-- BEGIN Records to use --

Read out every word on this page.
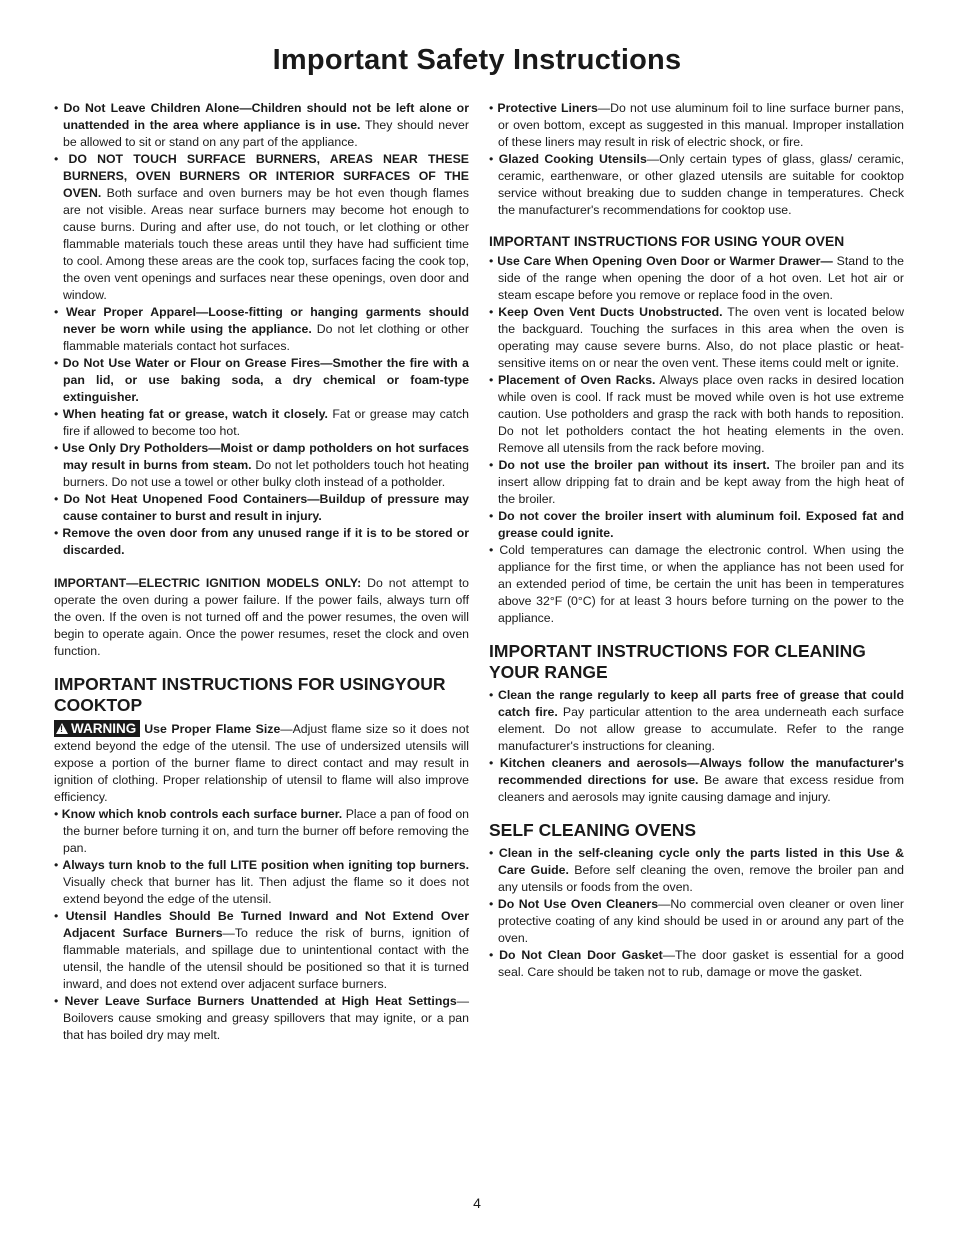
Important Safety Instructions

• Do Not Leave Children Alone—Children should not be left alone or unattended in the area where appliance is in use. They should never be allowed to sit or stand on any part of the appliance.

• DO NOT TOUCH SURFACE BURNERS, AREAS NEAR THESE BURNERS, OVEN BURNERS OR INTERIOR SURFACES OF THE OVEN. Both surface and oven burners may be hot even though flames are not visible. Areas near surface burners may become hot enough to cause burns. During and after use, do not touch, or let clothing or other flammable materials touch these areas until they have had sufficient time to cool. Among these areas are the cook top, surfaces facing the cook top, the oven vent openings and surfaces near these openings, oven door and window.

• Wear Proper Apparel—Loose-fitting or hanging garments should never be worn while using the appliance. Do not let clothing or other flammable materials contact hot surfaces.

• Do Not Use Water or Flour on Grease Fires—Smother the fire with a pan lid, or use baking soda, a dry chemical or foam-type extinguisher.

• When heating fat or grease, watch it closely. Fat or grease may catch fire if allowed to become too hot.

• Use Only Dry Potholders—Moist or damp potholders on hot surfaces may result in burns from steam. Do not let potholders touch hot heating burners. Do not use a towel or other bulky cloth instead of a potholder.

• Do Not Heat Unopened Food Containers—Buildup of pressure may cause container to burst and result in injury.

• Remove the oven door from any unused range if it is to be stored or discarded.

IMPORTANT—ELECTRIC IGNITION MODELS ONLY: Do not attempt to operate the oven during a power failure. If the power fails, always turn off the oven. If the oven is not turned off and the power resumes, the oven will begin to operate again. Once the power resumes, reset the clock and oven function.

IMPORTANT INSTRUCTIONS FOR USINGYOUR COOKTOP

!WARNING Use Proper Flame Size—Adjust flame size so it does not extend beyond the edge of the utensil. The use of undersized utensils will expose a portion of the burner flame to direct contact and may result in ignition of clothing. Proper relationship of utensil to flame will also improve efficiency.

• Know which knob controls each surface burner. Place a pan of food on the burner before turning it on, and turn the burner off before removing the pan.

• Always turn knob to the full LITE position when igniting top burners. Visually check that burner has lit. Then adjust the flame so it does not extend beyond the edge of the utensil.

• Utensil Handles Should Be Turned Inward and Not Extend Over Adjacent Surface Burners—To reduce the risk of burns, ignition of flammable materials, and spillage due to unintentional contact with the utensil, the handle of the utensil should be positioned so that it is turned inward, and does not extend over adjacent surface burners.

• Never Leave Surface Burners Unattended at High Heat Settings—Boilovers cause smoking and greasy spillovers that may ignite, or a pan that has boiled dry may melt.

• Protective Liners—Do not use aluminum foil to line surface burner pans, or oven bottom, except as suggested in this manual. Improper installation of these liners may result in risk of electric shock, or fire.

• Glazed Cooking Utensils—Only certain types of glass, glass/ ceramic, ceramic, earthenware, or other glazed utensils are suitable for cooktop service without breaking due to sudden change in temperatures. Check the manufacturer's recommendations for cooktop use.

IMPORTANT INSTRUCTIONS FOR USING YOUR OVEN

• Use Care When Opening Oven Door or Warmer Drawer— Stand to the side of the range when opening the door of a hot oven. Let hot air or steam escape before you remove or replace food in the oven.

• Keep Oven Vent Ducts Unobstructed. The oven vent is located below the backguard. Touching the surfaces in this area when the oven is operating may cause severe burns. Also, do not place plastic or heat-sensitive items on or near the oven vent. These items could melt or ignite.

• Placement of Oven Racks. Always place oven racks in desired location while oven is cool. If rack must be moved while oven is hot use extreme caution. Use potholders and grasp the rack with both hands to reposition. Do not let potholders contact the hot heating elements in the oven. Remove all utensils from the rack before moving.

• Do not use the broiler pan without its insert. The broiler pan and its insert allow dripping fat to drain and be kept away from the high heat of the broiler.

• Do not cover the broiler insert with aluminum foil. Exposed fat and grease could ignite.

• Cold temperatures can damage the electronic control. When using the appliance for the first time, or when the appliance has not been used for an extended period of time, be certain the unit has been in temperatures above 32°F (0°C) for at least 3 hours before turning on the power to the appliance.

IMPORTANT INSTRUCTIONS FOR CLEANING YOUR RANGE

• Clean the range regularly to keep all parts free of grease that could catch fire. Pay particular attention to the area underneath each surface element. Do not allow grease to accumulate. Refer to the range manufacturer's instructions for cleaning.

• Kitchen cleaners and aerosols—Always follow the manufacturer's recommended directions for use. Be aware that excess residue from cleaners and aerosols may ignite causing damage and injury.

SELF CLEANING OVENS

• Clean in the self-cleaning cycle only the parts listed in this Use & Care Guide. Before self cleaning the oven, remove the broiler pan and any utensils or foods from the oven.

• Do Not Use Oven Cleaners—No commercial oven cleaner or oven liner protective coating of any kind should be used in or around any part of the oven.

• Do Not Clean Door Gasket—The door gasket is essential for a good seal. Care should be taken not to rub, damage or move the gasket.

4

-- END Records to use --

What is being asked:
Ignore the images and quote every line of the listing exactly.

Answer below:
Read out every word on this page.
Important Safety Instructions

• Do Not Leave Children Alone—Children should not be left alone or unattended in the area where appliance is in use. They should never be allowed to sit or stand on any part of the appliance.

• DO NOT TOUCH SURFACE BURNERS, AREAS NEAR THESE BURNERS, OVEN BURNERS OR INTERIOR SURFACES OF THE OVEN. Both surface and oven burners may be hot even though flames are not visible. Areas near surface burners may become hot enough to cause burns. During and after use, do not touch, or let clothing or other flammable materials touch these areas until they have had sufficient time to cool. Among these areas are the cook top, surfaces facing the cook top, the oven vent openings and surfaces near these openings, oven door and window.

• Wear Proper Apparel—Loose-fitting or hanging garments should never be worn while using the appliance. Do not let clothing or other flammable materials contact hot surfaces.

• Do Not Use Water or Flour on Grease Fires—Smother the fire with a pan lid, or use baking soda, a dry chemical or foam-type extinguisher.

• When heating fat or grease, watch it closely. Fat or grease may catch fire if allowed to become too hot.

• Use Only Dry Potholders—Moist or damp potholders on hot surfaces may result in burns from steam. Do not let potholders touch hot heating burners. Do not use a towel or other bulky cloth instead of a potholder.

• Do Not Heat Unopened Food Containers—Buildup of pressure may cause container to burst and result in injury.

• Remove the oven door from any unused range if it is to be stored or discarded.

IMPORTANT—ELECTRIC IGNITION MODELS ONLY: Do not attempt to operate the oven during a power failure. If the power fails, always turn off the oven. If the oven is not turned off and the power resumes, the oven will begin to operate again. Once the power resumes, reset the clock and oven function.

IMPORTANT INSTRUCTIONS FOR USINGYOUR COOKTOP

!WARNING Use Proper Flame Size—Adjust flame size so it does not extend beyond the edge of the utensil. The use of undersized utensils will expose a portion of the burner flame to direct contact and may result in ignition of clothing. Proper relationship of utensil to flame will also improve efficiency.

• Know which knob controls each surface burner. Place a pan of food on the burner before turning it on, and turn the burner off before removing the pan.

• Always turn knob to the full LITE position when igniting top burners. Visually check that burner has lit. Then adjust the flame so it does not extend beyond the edge of the utensil.

• Utensil Handles Should Be Turned Inward and Not Extend Over Adjacent Surface Burners—To reduce the risk of burns, ignition of flammable materials, and spillage due to unintentional contact with the utensil, the handle of the utensil should be positioned so that it is turned inward, and does not extend over adjacent surface burners.

• Never Leave Surface Burners Unattended at High Heat Settings—Boilovers cause smoking and greasy spillovers that may ignite, or a pan that has boiled dry may melt.

• Protective Liners—Do not use aluminum foil to line surface burner pans, or oven bottom, except as suggested in this manual. Improper installation of these liners may result in risk of electric shock, or fire.

• Glazed Cooking Utensils—Only certain types of glass, glass/ ceramic, ceramic, earthenware, or other glazed utensils are suitable for cooktop service without breaking due to sudden change in temperatures. Check the manufacturer's recommendations for cooktop use.

IMPORTANT INSTRUCTIONS FOR USING YOUR OVEN

• Use Care When Opening Oven Door or Warmer Drawer— Stand to the side of the range when opening the door of a hot oven. Let hot air or steam escape before you remove or replace food in the oven.

• Keep Oven Vent Ducts Unobstructed. The oven vent is located below the backguard. Touching the surfaces in this area when the oven is operating may cause severe burns. Also, do not place plastic or heat-sensitive items on or near the oven vent. These items could melt or ignite.

• Placement of Oven Racks. Always place oven racks in desired location while oven is cool. If rack must be moved while oven is hot use extreme caution. Use potholders and grasp the rack with both hands to reposition. Do not let potholders contact the hot heating elements in the oven. Remove all utensils from the rack before moving.

• Do not use the broiler pan without its insert. The broiler pan and its insert allow dripping fat to drain and be kept away from the high heat of the broiler.

• Do not cover the broiler insert with aluminum foil. Exposed fat and grease could ignite.

• Cold temperatures can damage the electronic control. When using the appliance for the first time, or when the appliance has not been used for an extended period of time, be certain the unit has been in temperatures above 32°F (0°C) for at least 3 hours before turning on the power to the appliance.

IMPORTANT INSTRUCTIONS FOR CLEANING YOUR RANGE

• Clean the range regularly to keep all parts free of grease that could catch fire. Pay particular attention to the area underneath each surface element. Do not allow grease to accumulate. Refer to the range manufacturer's instructions for cleaning.

• Kitchen cleaners and aerosols—Always follow the manufacturer's recommended directions for use. Be aware that excess residue from cleaners and aerosols may ignite causing damage and injury.

SELF CLEANING OVENS

• Clean in the self-cleaning cycle only the parts listed in this Use & Care Guide. Before self cleaning the oven, remove the broiler pan and any utensils or foods from the oven.

• Do Not Use Oven Cleaners—No commercial oven cleaner or oven liner protective coating of any kind should be used in or around any part of the oven.

• Do Not Clean Door Gasket—The door gasket is essential for a good seal. Care should be taken not to rub, damage or move the gasket.

4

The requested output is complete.